■ **WRITTEN INSTRUCTION**:
Search the records for the word "Error" and pick out every line that has it.

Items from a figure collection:
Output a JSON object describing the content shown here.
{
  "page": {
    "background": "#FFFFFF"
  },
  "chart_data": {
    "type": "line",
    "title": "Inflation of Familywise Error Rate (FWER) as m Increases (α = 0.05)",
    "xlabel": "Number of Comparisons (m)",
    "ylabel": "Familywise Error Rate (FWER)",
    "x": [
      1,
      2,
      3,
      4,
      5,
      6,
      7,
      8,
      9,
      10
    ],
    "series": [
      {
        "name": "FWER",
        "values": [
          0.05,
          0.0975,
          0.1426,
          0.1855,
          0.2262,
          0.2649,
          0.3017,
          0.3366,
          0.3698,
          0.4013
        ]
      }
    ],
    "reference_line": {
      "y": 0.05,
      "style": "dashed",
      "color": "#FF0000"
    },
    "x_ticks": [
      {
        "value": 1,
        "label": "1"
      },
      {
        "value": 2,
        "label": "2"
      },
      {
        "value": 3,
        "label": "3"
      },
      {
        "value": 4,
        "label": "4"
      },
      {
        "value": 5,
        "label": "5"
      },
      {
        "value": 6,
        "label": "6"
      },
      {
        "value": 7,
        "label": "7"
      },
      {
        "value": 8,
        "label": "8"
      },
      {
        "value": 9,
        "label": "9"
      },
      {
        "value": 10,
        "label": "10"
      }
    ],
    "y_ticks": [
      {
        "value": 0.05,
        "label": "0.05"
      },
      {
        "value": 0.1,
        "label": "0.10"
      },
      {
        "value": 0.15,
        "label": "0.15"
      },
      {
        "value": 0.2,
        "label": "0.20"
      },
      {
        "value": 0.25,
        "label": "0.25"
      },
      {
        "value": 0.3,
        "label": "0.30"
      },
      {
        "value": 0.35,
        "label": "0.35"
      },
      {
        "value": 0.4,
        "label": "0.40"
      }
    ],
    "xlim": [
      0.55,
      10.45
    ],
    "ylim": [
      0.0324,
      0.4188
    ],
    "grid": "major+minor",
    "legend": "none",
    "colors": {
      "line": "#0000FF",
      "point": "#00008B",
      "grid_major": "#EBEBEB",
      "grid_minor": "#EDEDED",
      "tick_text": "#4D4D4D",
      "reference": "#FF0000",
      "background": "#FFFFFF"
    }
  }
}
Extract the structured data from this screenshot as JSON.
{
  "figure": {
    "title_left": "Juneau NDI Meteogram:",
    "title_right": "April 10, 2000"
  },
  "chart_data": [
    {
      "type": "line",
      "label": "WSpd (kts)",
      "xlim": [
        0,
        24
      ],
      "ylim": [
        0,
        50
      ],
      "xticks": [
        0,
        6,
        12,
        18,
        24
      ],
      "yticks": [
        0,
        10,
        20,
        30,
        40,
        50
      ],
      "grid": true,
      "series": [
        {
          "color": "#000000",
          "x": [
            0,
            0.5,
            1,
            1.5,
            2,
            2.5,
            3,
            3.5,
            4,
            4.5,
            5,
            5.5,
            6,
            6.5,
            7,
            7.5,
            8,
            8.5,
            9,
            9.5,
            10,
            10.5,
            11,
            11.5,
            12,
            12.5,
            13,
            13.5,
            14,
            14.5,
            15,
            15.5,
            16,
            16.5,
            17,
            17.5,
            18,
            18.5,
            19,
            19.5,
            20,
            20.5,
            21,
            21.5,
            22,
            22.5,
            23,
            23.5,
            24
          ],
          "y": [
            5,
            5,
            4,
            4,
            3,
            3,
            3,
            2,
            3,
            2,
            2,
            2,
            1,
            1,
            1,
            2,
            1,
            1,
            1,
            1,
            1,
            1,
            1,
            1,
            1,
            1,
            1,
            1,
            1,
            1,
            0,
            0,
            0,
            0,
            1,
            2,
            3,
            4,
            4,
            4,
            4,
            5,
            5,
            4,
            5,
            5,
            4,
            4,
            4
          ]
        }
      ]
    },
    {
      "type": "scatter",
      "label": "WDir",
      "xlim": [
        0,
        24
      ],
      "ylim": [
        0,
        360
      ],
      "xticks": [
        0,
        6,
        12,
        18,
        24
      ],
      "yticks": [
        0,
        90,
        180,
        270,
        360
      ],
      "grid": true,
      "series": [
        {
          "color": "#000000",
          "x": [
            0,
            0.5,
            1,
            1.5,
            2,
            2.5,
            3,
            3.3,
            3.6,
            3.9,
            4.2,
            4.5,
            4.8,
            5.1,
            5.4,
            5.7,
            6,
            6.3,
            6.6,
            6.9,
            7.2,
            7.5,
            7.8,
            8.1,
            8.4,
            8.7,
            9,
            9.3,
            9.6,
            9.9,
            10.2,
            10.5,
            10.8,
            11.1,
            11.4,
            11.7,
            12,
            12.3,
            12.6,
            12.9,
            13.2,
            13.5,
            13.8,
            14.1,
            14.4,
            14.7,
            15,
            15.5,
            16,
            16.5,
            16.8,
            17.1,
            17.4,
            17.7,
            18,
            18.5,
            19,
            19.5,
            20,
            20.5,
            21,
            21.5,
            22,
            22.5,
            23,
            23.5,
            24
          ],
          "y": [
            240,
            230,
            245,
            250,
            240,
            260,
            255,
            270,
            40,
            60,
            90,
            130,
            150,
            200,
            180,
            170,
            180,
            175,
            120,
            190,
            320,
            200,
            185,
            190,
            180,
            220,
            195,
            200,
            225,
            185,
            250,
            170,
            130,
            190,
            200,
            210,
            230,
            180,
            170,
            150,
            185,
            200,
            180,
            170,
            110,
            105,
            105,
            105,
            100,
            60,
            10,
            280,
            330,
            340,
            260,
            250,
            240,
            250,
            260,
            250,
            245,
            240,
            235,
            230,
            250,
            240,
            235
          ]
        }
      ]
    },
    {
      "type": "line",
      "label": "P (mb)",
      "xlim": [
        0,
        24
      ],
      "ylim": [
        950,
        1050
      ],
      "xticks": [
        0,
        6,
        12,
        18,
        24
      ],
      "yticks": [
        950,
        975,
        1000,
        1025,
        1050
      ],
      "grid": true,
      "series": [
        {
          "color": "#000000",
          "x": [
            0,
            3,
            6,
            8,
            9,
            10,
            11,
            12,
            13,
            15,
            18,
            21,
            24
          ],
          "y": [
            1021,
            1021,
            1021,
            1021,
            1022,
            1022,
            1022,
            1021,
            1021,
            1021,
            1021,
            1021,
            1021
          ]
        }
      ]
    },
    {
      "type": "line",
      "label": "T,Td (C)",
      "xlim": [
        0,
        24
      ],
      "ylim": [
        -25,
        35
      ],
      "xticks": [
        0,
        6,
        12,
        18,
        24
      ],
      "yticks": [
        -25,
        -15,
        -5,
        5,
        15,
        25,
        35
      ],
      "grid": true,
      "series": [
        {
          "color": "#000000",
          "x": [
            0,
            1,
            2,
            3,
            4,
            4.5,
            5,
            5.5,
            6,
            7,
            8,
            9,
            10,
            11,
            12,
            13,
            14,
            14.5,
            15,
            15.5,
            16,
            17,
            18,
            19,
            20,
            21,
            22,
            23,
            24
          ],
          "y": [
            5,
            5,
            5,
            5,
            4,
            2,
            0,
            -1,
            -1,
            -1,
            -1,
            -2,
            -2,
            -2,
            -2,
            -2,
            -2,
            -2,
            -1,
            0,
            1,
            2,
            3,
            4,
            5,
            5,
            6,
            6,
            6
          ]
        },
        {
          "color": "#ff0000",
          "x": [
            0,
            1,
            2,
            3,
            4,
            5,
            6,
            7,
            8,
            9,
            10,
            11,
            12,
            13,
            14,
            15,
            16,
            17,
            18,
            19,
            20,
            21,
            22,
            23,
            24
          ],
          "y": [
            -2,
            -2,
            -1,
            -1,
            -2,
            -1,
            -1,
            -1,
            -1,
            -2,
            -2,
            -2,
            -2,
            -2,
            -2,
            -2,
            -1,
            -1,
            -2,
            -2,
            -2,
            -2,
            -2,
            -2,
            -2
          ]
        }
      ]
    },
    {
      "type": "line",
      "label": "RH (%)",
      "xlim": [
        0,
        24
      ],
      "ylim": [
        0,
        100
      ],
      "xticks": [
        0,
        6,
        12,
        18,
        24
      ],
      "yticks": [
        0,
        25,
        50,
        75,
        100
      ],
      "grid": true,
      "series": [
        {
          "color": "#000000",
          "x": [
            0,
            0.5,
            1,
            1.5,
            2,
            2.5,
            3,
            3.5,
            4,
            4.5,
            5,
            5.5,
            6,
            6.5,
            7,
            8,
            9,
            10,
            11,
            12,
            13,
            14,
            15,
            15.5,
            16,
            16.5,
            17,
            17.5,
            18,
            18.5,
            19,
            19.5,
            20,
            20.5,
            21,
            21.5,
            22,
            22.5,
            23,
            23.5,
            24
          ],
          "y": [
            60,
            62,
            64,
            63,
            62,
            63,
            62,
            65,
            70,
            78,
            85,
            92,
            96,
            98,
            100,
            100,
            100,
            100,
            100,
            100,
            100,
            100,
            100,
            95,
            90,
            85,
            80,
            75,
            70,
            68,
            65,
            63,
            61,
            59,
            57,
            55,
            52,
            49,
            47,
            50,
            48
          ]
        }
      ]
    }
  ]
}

■ **RESULT FOR THIS TASK**:
    "title": "Inflation of Familywise Error Rate (FWER) as m Increases (α = 0.05)",
    "ylabel": "Familywise Error Rate (FWER)",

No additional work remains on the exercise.